- _EXTRACTED INFORMATION_
════
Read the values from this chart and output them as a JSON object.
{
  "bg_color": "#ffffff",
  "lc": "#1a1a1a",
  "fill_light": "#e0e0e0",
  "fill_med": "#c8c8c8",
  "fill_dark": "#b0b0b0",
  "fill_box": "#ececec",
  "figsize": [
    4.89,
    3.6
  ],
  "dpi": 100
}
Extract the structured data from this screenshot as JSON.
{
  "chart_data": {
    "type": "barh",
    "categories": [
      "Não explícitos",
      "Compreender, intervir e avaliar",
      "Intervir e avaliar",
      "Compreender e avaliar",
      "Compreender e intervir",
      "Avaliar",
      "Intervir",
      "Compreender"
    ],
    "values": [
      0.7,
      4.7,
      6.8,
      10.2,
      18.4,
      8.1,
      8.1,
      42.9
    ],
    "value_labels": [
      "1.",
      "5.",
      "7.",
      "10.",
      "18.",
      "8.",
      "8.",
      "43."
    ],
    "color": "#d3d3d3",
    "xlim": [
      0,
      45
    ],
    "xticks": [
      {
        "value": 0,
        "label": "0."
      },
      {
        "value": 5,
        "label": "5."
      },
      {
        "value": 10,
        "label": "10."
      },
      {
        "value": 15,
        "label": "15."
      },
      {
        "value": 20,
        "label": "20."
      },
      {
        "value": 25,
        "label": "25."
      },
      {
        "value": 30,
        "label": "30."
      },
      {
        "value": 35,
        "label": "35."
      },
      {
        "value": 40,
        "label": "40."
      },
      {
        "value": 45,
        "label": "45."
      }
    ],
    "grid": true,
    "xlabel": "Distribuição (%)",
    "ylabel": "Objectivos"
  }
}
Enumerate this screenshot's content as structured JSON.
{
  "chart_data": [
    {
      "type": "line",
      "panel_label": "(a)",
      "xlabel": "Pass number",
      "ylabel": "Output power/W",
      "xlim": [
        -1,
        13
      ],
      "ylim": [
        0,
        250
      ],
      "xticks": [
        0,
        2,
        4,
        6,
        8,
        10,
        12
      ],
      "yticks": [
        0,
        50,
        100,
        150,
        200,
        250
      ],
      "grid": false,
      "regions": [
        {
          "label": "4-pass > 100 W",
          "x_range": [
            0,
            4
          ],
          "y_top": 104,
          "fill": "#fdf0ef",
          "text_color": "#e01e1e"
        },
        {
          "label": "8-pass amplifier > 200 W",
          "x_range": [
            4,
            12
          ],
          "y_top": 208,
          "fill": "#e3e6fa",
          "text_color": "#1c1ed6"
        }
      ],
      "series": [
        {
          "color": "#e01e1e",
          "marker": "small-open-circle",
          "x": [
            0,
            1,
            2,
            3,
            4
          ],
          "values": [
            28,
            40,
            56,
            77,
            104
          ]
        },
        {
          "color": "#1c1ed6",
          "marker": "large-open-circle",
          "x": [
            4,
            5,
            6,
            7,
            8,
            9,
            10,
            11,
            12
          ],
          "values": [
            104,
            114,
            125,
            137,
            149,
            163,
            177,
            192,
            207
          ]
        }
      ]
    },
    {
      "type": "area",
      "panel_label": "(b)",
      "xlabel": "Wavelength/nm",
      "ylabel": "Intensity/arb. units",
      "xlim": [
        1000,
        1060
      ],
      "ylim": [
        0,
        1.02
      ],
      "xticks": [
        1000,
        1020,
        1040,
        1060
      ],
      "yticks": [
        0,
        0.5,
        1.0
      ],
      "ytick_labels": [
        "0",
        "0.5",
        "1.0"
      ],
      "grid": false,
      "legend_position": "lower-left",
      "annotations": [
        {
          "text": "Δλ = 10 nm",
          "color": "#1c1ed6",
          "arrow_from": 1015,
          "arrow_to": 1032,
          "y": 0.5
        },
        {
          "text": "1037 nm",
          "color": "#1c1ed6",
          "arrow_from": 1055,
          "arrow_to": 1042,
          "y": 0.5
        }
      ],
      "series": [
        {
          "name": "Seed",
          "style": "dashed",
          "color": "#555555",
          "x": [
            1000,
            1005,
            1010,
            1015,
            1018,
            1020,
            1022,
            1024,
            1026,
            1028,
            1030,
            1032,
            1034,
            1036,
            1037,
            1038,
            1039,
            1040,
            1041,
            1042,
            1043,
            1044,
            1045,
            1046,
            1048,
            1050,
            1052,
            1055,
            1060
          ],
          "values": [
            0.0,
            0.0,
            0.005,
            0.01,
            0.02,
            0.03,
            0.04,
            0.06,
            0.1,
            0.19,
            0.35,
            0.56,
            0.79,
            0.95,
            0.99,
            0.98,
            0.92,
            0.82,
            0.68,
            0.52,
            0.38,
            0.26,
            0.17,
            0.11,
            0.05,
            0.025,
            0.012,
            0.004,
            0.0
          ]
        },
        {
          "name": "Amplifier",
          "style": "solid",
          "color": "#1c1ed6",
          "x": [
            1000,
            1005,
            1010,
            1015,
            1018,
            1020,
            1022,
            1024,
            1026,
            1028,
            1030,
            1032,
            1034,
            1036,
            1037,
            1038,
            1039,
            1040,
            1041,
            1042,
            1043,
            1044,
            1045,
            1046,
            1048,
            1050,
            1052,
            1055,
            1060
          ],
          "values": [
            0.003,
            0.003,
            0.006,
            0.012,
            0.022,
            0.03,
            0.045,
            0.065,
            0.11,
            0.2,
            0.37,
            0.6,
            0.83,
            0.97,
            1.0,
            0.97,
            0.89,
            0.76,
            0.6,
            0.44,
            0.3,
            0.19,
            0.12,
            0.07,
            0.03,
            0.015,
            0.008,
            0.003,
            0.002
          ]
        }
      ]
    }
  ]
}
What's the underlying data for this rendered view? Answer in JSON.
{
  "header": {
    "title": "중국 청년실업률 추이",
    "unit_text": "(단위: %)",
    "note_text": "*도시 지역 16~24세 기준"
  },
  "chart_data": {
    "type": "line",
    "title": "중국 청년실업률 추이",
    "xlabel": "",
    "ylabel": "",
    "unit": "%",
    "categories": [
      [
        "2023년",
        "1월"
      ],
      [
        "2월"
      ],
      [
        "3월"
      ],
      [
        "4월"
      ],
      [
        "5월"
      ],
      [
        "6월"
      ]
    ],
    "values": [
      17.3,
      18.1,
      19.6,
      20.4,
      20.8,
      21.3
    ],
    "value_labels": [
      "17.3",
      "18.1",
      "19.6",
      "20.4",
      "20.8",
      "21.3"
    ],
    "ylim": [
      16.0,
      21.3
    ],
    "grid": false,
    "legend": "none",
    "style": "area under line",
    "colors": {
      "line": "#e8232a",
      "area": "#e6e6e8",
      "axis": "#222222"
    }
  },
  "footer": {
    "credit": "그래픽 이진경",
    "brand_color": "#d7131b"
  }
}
════
- _OBJECTIVE_
Return the listing above word for word.

- _RESULT FOR THIS EXERCISE_
Read the values from this chart and output them as a JSON object.
{
  "bg_color": "#ffffff",
  "lc": "#1a1a1a",
  "fill_light": "#e0e0e0",
  "fill_med": "#c8c8c8",
  "fill_dark": "#b0b0b0",
  "fill_box": "#ececec",
  "figsize": [
    4.89,
    3.6
  ],
  "dpi": 100
}
Extract the structured data from this screenshot as JSON.
{
  "chart_data": {
    "type": "barh",
    "categories": [
      "Não explícitos",
      "Compreender, intervir e avaliar",
      "Intervir e avaliar",
      "Compreender e avaliar",
      "Compreender e intervir",
      "Avaliar",
      "Intervir",
      "Compreender"
    ],
    "values": [
      0.7,
      4.7,
      6.8,
      10.2,
      18.4,
      8.1,
      8.1,
      42.9
    ],
    "value_labels": [
      "1.",
      "5.",
      "7.",
      "10.",
      "18.",
      "8.",
      "8.",
      "43."
    ],
    "color": "#d3d3d3",
    "xlim": [
      0,
      45
    ],
    "xticks": [
      {
        "value": 0,
        "label": "0."
      },
      {
        "value": 5,
        "label": "5."
      },
      {
        "value": 10,
        "label": "10."
      },
      {
        "value": 15,
        "label": "15."
      },
      {
        "value": 20,
        "label": "20."
      },
      {
        "value": 25,
        "label": "25."
      },
      {
        "value": 30,
        "label": "30."
      },
      {
        "value": 35,
        "label": "35."
      },
      {
        "value": 40,
        "label": "40."
      },
      {
        "value": 45,
        "label": "45."
      }
    ],
    "grid": true,
    "xlabel": "Distribuição (%)",
    "ylabel": "Objectivos"
  }
}
Enumerate this screenshot's content as structured JSON.
{
  "chart_data": [
    {
      "type": "line",
      "panel_label": "(a)",
      "xlabel": "Pass number",
      "ylabel": "Output power/W",
      "xlim": [
        -1,
        13
      ],
      "ylim": [
        0,
        250
      ],
      "xticks": [
        0,
        2,
        4,
        6,
        8,
        10,
        12
      ],
      "yticks": [
        0,
        50,
        100,
        150,
        200,
        250
      ],
      "grid": false,
      "regions": [
        {
          "label": "4-pass > 100 W",
          "x_range": [
            0,
            4
          ],
          "y_top": 104,
          "fill": "#fdf0ef",
          "text_color": "#e01e1e"
        },
        {
          "label": "8-pass amplifier > 200 W",
          "x_range": [
            4,
            12
          ],
          "y_top": 208,
          "fill": "#e3e6fa",
          "text_color": "#1c1ed6"
        }
      ],
      "series": [
        {
          "color": "#e01e1e",
          "marker": "small-open-circle",
          "x": [
            0,
            1,
            2,
            3,
            4
          ],
          "values": [
            28,
            40,
            56,
            77,
            104
          ]
        },
        {
          "color": "#1c1ed6",
          "marker": "large-open-circle",
          "x": [
            4,
            5,
            6,
            7,
            8,
            9,
            10,
            11,
            12
          ],
          "values": [
            104,
            114,
            125,
            137,
            149,
            163,
            177,
            192,
            207
          ]
        }
      ]
    },
    {
      "type": "area",
      "panel_label": "(b)",
      "xlabel": "Wavelength/nm",
      "ylabel": "Intensity/arb. units",
      "xlim": [
        1000,
        1060
      ],
      "ylim": [
        0,
        1.02
      ],
      "xticks": [
        1000,
        1020,
        1040,
        1060
      ],
      "yticks": [
        0,
        0.5,
        1.0
      ],
      "ytick_labels": [
        "0",
        "0.5",
        "1.0"
      ],
      "grid": false,
      "legend_position": "lower-left",
      "annotations": [
        {
          "text": "Δλ = 10 nm",
          "color": "#1c1ed6",
          "arrow_from": 1015,
          "arrow_to": 1032,
          "y": 0.5
        },
        {
          "text": "1037 nm",
          "color": "#1c1ed6",
          "arrow_from": 1055,
          "arrow_to": 1042,
          "y": 0.5
        }
      ],
      "series": [
        {
          "name": "Seed",
          "style": "dashed",
          "color": "#555555",
          "x": [
            1000,
            1005,
            1010,
            1015,
            1018,
            1020,
            1022,
            1024,
            1026,
            1028,
            1030,
            1032,
            1034,
            1036,
            1037,
            1038,
            1039,
            1040,
            1041,
            1042,
            1043,
            1044,
            1045,
            1046,
            1048,
            1050,
            1052,
            1055,
            1060
          ],
          "values": [
            0.0,
            0.0,
            0.005,
            0.01,
            0.02,
            0.03,
            0.04,
            0.06,
            0.1,
            0.19,
            0.35,
            0.56,
            0.79,
            0.95,
            0.99,
            0.98,
            0.92,
            0.82,
            0.68,
            0.52,
            0.38,
            0.26,
            0.17,
            0.11,
            0.05,
            0.025,
            0.012,
            0.004,
            0.0
          ]
        },
        {
          "name": "Amplifier",
          "style": "solid",
          "color": "#1c1ed6",
          "x": [
            1000,
            1005,
            1010,
            1015,
            1018,
            1020,
            1022,
            1024,
            1026,
            1028,
            1030,
            1032,
            1034,
            1036,
            1037,
            1038,
            1039,
            1040,
            1041,
            1042,
            1043,
            1044,
            1045,
            1046,
            1048,
            1050,
            1052,
            1055,
            1060
          ],
          "values": [
            0.003,
            0.003,
            0.006,
            0.012,
            0.022,
            0.03,
            0.045,
            0.065,
            0.11,
            0.2,
            0.37,
            0.6,
            0.83,
            0.97,
            1.0,
            0.97,
            0.89,
            0.76,
            0.6,
            0.44,
            0.3,
            0.19,
            0.12,
            0.07,
            0.03,
            0.015,
            0.008,
            0.003,
            0.002
          ]
        }
      ]
    }
  ]
}
What's the underlying data for this rendered view? Answer in JSON.
{
  "header": {
    "title": "중국 청년실업률 추이",
    "unit_text": "(단위: %)",
    "note_text": "*도시 지역 16~24세 기준"
  },
  "chart_data": {
    "type": "line",
    "title": "중국 청년실업률 추이",
    "xlabel": "",
    "ylabel": "",
    "unit": "%",
    "categories": [
      [
        "2023년",
        "1월"
      ],
      [
        "2월"
      ],
      [
        "3월"
      ],
      [
        "4월"
      ],
      [
        "5월"
      ],
      [
        "6월"
      ]
    ],
    "values": [
      17.3,
      18.1,
      19.6,
      20.4,
      20.8,
      21.3
    ],
    "value_labels": [
      "17.3",
      "18.1",
      "19.6",
      "20.4",
      "20.8",
      "21.3"
    ],
    "ylim": [
      16.0,
      21.3
    ],
    "grid": false,
    "legend": "none",
    "style": "area under line",
    "colors": {
      "line": "#e8232a",
      "area": "#e6e6e8",
      "axis": "#222222"
    }
  },
  "footer": {
    "credit": "그래픽 이진경",
    "brand_color": "#d7131b"
  }
}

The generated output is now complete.